■ Aim ■
In your copy, leave out the pictures; write out all the data exactly.

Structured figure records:

+ + + +

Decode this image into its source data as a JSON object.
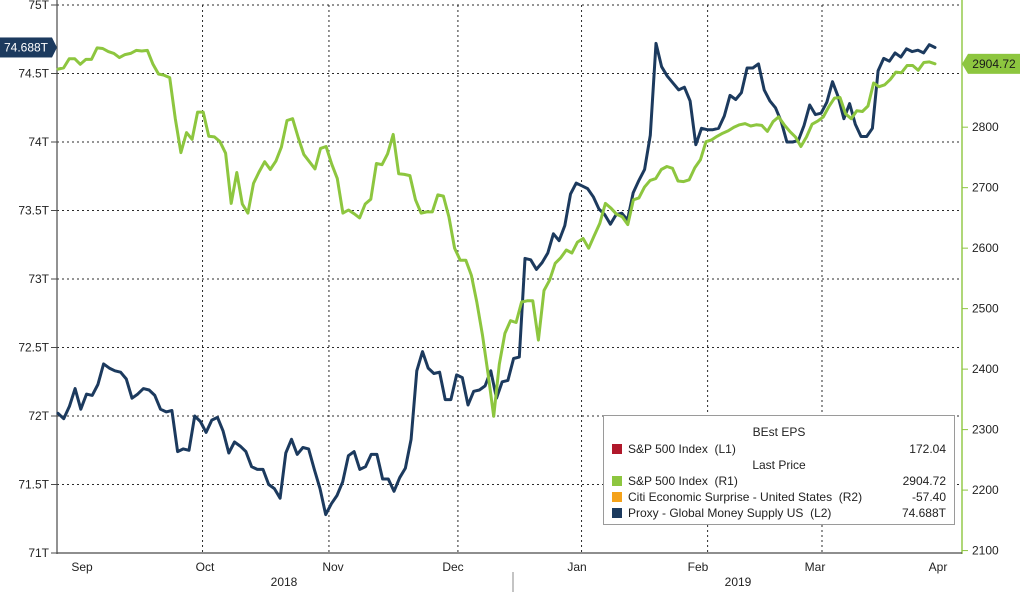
{
  "chart_data": {
    "type": "line",
    "left_axis": {
      "ticks": [
        "71T",
        "71.5T",
        "72T",
        "72.5T",
        "73T",
        "73.5T",
        "74T",
        "74.5T",
        "75T"
      ],
      "tick_values": [
        71,
        71.5,
        72,
        72.5,
        73,
        73.5,
        74,
        74.5,
        75
      ],
      "range": [
        71,
        75
      ],
      "current_value_label": "74.688T"
    },
    "right_axis": {
      "ticks": [
        "2100",
        "2200",
        "2300",
        "2400",
        "2500",
        "2600",
        "2700",
        "2800"
      ],
      "tick_values": [
        2100,
        2200,
        2300,
        2400,
        2500,
        2600,
        2700,
        2800
      ],
      "range": [
        2096,
        3002
      ],
      "current_value_label": "2904.72"
    },
    "x_axis": {
      "months": [
        "Sep",
        "Oct",
        "Nov",
        "Dec",
        "Jan",
        "Feb",
        "Mar",
        "Apr"
      ],
      "years": [
        "2018",
        "2019"
      ]
    },
    "grid": true,
    "series": [
      {
        "name": "Proxy - Global Money Supply US (L2)",
        "color": "#1c3a5e",
        "axis": "left",
        "values": [
          72.02,
          71.98,
          72.07,
          72.2,
          72.05,
          72.16,
          72.15,
          72.23,
          72.38,
          72.35,
          72.33,
          72.32,
          72.27,
          72.13,
          72.16,
          72.2,
          72.19,
          72.15,
          72.05,
          72.03,
          72.04,
          71.74,
          71.76,
          71.75,
          72.0,
          71.96,
          71.88,
          71.97,
          71.99,
          71.89,
          71.73,
          71.81,
          71.78,
          71.74,
          71.63,
          71.61,
          71.61,
          71.5,
          71.47,
          71.4,
          71.73,
          71.83,
          71.72,
          71.77,
          71.76,
          71.61,
          71.47,
          71.28,
          71.36,
          71.42,
          71.52,
          71.71,
          71.74,
          71.61,
          71.63,
          71.72,
          71.72,
          71.54,
          71.54,
          71.45,
          71.55,
          71.62,
          71.83,
          72.33,
          72.47,
          72.35,
          72.31,
          72.32,
          72.12,
          72.12,
          72.3,
          72.28,
          72.08,
          72.18,
          72.19,
          72.22,
          72.33,
          72.13,
          72.25,
          72.26,
          72.42,
          72.43,
          73.15,
          73.14,
          73.07,
          73.12,
          73.19,
          73.33,
          73.28,
          73.39,
          73.62,
          73.7,
          73.68,
          73.66,
          73.6,
          73.51,
          73.47,
          73.4,
          73.47,
          73.48,
          73.43,
          73.63,
          73.72,
          73.8,
          74.05,
          74.72,
          74.55,
          74.48,
          74.43,
          74.38,
          74.4,
          74.3,
          73.98,
          74.1,
          74.09,
          74.09,
          74.1,
          74.19,
          74.34,
          74.31,
          74.36,
          74.54,
          74.54,
          74.57,
          74.38,
          74.3,
          74.25,
          74.15,
          74.0,
          74.0,
          74.01,
          74.12,
          74.27,
          74.2,
          74.21,
          74.29,
          74.44,
          74.33,
          74.17,
          74.28,
          74.13,
          74.04,
          74.04,
          74.1,
          74.52,
          74.61,
          74.59,
          74.65,
          74.62,
          74.68,
          74.66,
          74.67,
          74.65,
          74.71,
          74.69
        ]
      },
      {
        "name": "S&P 500 Index (R1)",
        "color": "#8dc63f",
        "axis": "right",
        "values": [
          2896,
          2898,
          2913,
          2913,
          2904,
          2912,
          2912,
          2931,
          2930,
          2925,
          2922,
          2915,
          2920,
          2922,
          2927,
          2926,
          2927,
          2904,
          2888,
          2886,
          2882,
          2814,
          2758,
          2791,
          2780,
          2825,
          2825,
          2785,
          2784,
          2776,
          2757,
          2674,
          2725,
          2673,
          2658,
          2707,
          2726,
          2743,
          2730,
          2744,
          2767,
          2811,
          2814,
          2783,
          2755,
          2743,
          2731,
          2765,
          2768,
          2739,
          2715,
          2658,
          2663,
          2657,
          2650,
          2673,
          2681,
          2740,
          2738,
          2756,
          2788,
          2723,
          2722,
          2720,
          2680,
          2658,
          2660,
          2660,
          2688,
          2686,
          2651,
          2600,
          2580,
          2580,
          2555,
          2510,
          2456,
          2392,
          2322,
          2408,
          2459,
          2480,
          2477,
          2511,
          2513,
          2513,
          2448,
          2530,
          2547,
          2575,
          2584,
          2597,
          2592,
          2610,
          2616,
          2600,
          2621,
          2641,
          2674,
          2666,
          2656,
          2652,
          2639,
          2680,
          2683,
          2701,
          2712,
          2715,
          2730,
          2735,
          2732,
          2711,
          2710,
          2713,
          2733,
          2746,
          2776,
          2779,
          2785,
          2790,
          2794,
          2800,
          2804,
          2806,
          2802,
          2804,
          2803,
          2793,
          2809,
          2817,
          2804,
          2793,
          2784,
          2768,
          2784,
          2805,
          2810,
          2817,
          2834,
          2848,
          2849,
          2822,
          2814,
          2827,
          2826,
          2835,
          2873,
          2867,
          2870,
          2879,
          2891,
          2890,
          2902,
          2902,
          2894,
          2907,
          2908,
          2904.72
        ]
      }
    ],
    "legend": {
      "placement": "bottom-right",
      "groups": [
        {
          "title": "BEst EPS",
          "entries": [
            {
              "name": "S&P 500 Index  (L1)",
              "value": "172.04",
              "color": "#b0182b"
            }
          ]
        },
        {
          "title": "Last Price",
          "entries": [
            {
              "name": "S&P 500 Index  (R1)",
              "value": "2904.72",
              "color": "#8dc63f"
            },
            {
              "name": "Citi Economic Surprise - United States  (R2)",
              "value": "-57.40",
              "color": "#f4a21a"
            },
            {
              "name": "Proxy - Global Money Supply US  (L2)",
              "value": "74.688T",
              "color": "#1c3a5e"
            }
          ]
        }
      ]
    }
  }
}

+ + + +

■ Full output ■
Decode this image into its source data as a JSON object.
{
  "chart_data": {
    "type": "line",
    "left_axis": {
      "ticks": [
        "71T",
        "71.5T",
        "72T",
        "72.5T",
        "73T",
        "73.5T",
        "74T",
        "74.5T",
        "75T"
      ],
      "tick_values": [
        71,
        71.5,
        72,
        72.5,
        73,
        73.5,
        74,
        74.5,
        75
      ],
      "range": [
        71,
        75
      ],
      "current_value_label": "74.688T"
    },
    "right_axis": {
      "ticks": [
        "2100",
        "2200",
        "2300",
        "2400",
        "2500",
        "2600",
        "2700",
        "2800"
      ],
      "tick_values": [
        2100,
        2200,
        2300,
        2400,
        2500,
        2600,
        2700,
        2800
      ],
      "range": [
        2096,
        3002
      ],
      "current_value_label": "2904.72"
    },
    "x_axis": {
      "months": [
        "Sep",
        "Oct",
        "Nov",
        "Dec",
        "Jan",
        "Feb",
        "Mar",
        "Apr"
      ],
      "years": [
        "2018",
        "2019"
      ]
    },
    "grid": true,
    "series": [
      {
        "name": "Proxy - Global Money Supply US (L2)",
        "color": "#1c3a5e",
        "axis": "left",
        "values": [
          72.02,
          71.98,
          72.07,
          72.2,
          72.05,
          72.16,
          72.15,
          72.23,
          72.38,
          72.35,
          72.33,
          72.32,
          72.27,
          72.13,
          72.16,
          72.2,
          72.19,
          72.15,
          72.05,
          72.03,
          72.04,
          71.74,
          71.76,
          71.75,
          72.0,
          71.96,
          71.88,
          71.97,
          71.99,
          71.89,
          71.73,
          71.81,
          71.78,
          71.74,
          71.63,
          71.61,
          71.61,
          71.5,
          71.47,
          71.4,
          71.73,
          71.83,
          71.72,
          71.77,
          71.76,
          71.61,
          71.47,
          71.28,
          71.36,
          71.42,
          71.52,
          71.71,
          71.74,
          71.61,
          71.63,
          71.72,
          71.72,
          71.54,
          71.54,
          71.45,
          71.55,
          71.62,
          71.83,
          72.33,
          72.47,
          72.35,
          72.31,
          72.32,
          72.12,
          72.12,
          72.3,
          72.28,
          72.08,
          72.18,
          72.19,
          72.22,
          72.33,
          72.13,
          72.25,
          72.26,
          72.42,
          72.43,
          73.15,
          73.14,
          73.07,
          73.12,
          73.19,
          73.33,
          73.28,
          73.39,
          73.62,
          73.7,
          73.68,
          73.66,
          73.6,
          73.51,
          73.47,
          73.4,
          73.47,
          73.48,
          73.43,
          73.63,
          73.72,
          73.8,
          74.05,
          74.72,
          74.55,
          74.48,
          74.43,
          74.38,
          74.4,
          74.3,
          73.98,
          74.1,
          74.09,
          74.09,
          74.1,
          74.19,
          74.34,
          74.31,
          74.36,
          74.54,
          74.54,
          74.57,
          74.38,
          74.3,
          74.25,
          74.15,
          74.0,
          74.0,
          74.01,
          74.12,
          74.27,
          74.2,
          74.21,
          74.29,
          74.44,
          74.33,
          74.17,
          74.28,
          74.13,
          74.04,
          74.04,
          74.1,
          74.52,
          74.61,
          74.59,
          74.65,
          74.62,
          74.68,
          74.66,
          74.67,
          74.65,
          74.71,
          74.69
        ]
      },
      {
        "name": "S&P 500 Index (R1)",
        "color": "#8dc63f",
        "axis": "right",
        "values": [
          2896,
          2898,
          2913,
          2913,
          2904,
          2912,
          2912,
          2931,
          2930,
          2925,
          2922,
          2915,
          2920,
          2922,
          2927,
          2926,
          2927,
          2904,
          2888,
          2886,
          2882,
          2814,
          2758,
          2791,
          2780,
          2825,
          2825,
          2785,
          2784,
          2776,
          2757,
          2674,
          2725,
          2673,
          2658,
          2707,
          2726,
          2743,
          2730,
          2744,
          2767,
          2811,
          2814,
          2783,
          2755,
          2743,
          2731,
          2765,
          2768,
          2739,
          2715,
          2658,
          2663,
          2657,
          2650,
          2673,
          2681,
          2740,
          2738,
          2756,
          2788,
          2723,
          2722,
          2720,
          2680,
          2658,
          2660,
          2660,
          2688,
          2686,
          2651,
          2600,
          2580,
          2580,
          2555,
          2510,
          2456,
          2392,
          2322,
          2408,
          2459,
          2480,
          2477,
          2511,
          2513,
          2513,
          2448,
          2530,
          2547,
          2575,
          2584,
          2597,
          2592,
          2610,
          2616,
          2600,
          2621,
          2641,
          2674,
          2666,
          2656,
          2652,
          2639,
          2680,
          2683,
          2701,
          2712,
          2715,
          2730,
          2735,
          2732,
          2711,
          2710,
          2713,
          2733,
          2746,
          2776,
          2779,
          2785,
          2790,
          2794,
          2800,
          2804,
          2806,
          2802,
          2804,
          2803,
          2793,
          2809,
          2817,
          2804,
          2793,
          2784,
          2768,
          2784,
          2805,
          2810,
          2817,
          2834,
          2848,
          2849,
          2822,
          2814,
          2827,
          2826,
          2835,
          2873,
          2867,
          2870,
          2879,
          2891,
          2890,
          2902,
          2902,
          2894,
          2907,
          2908,
          2904.72
        ]
      }
    ],
    "legend": {
      "placement": "bottom-right",
      "groups": [
        {
          "title": "BEst EPS",
          "entries": [
            {
              "name": "S&P 500 Index  (L1)",
              "value": "172.04",
              "color": "#b0182b"
            }
          ]
        },
        {
          "title": "Last Price",
          "entries": [
            {
              "name": "S&P 500 Index  (R1)",
              "value": "2904.72",
              "color": "#8dc63f"
            },
            {
              "name": "Citi Economic Surprise - United States  (R2)",
              "value": "-57.40",
              "color": "#f4a21a"
            },
            {
              "name": "Proxy - Global Money Supply US  (L2)",
              "value": "74.688T",
              "color": "#1c3a5e"
            }
          ]
        }
      ]
    }
  }
}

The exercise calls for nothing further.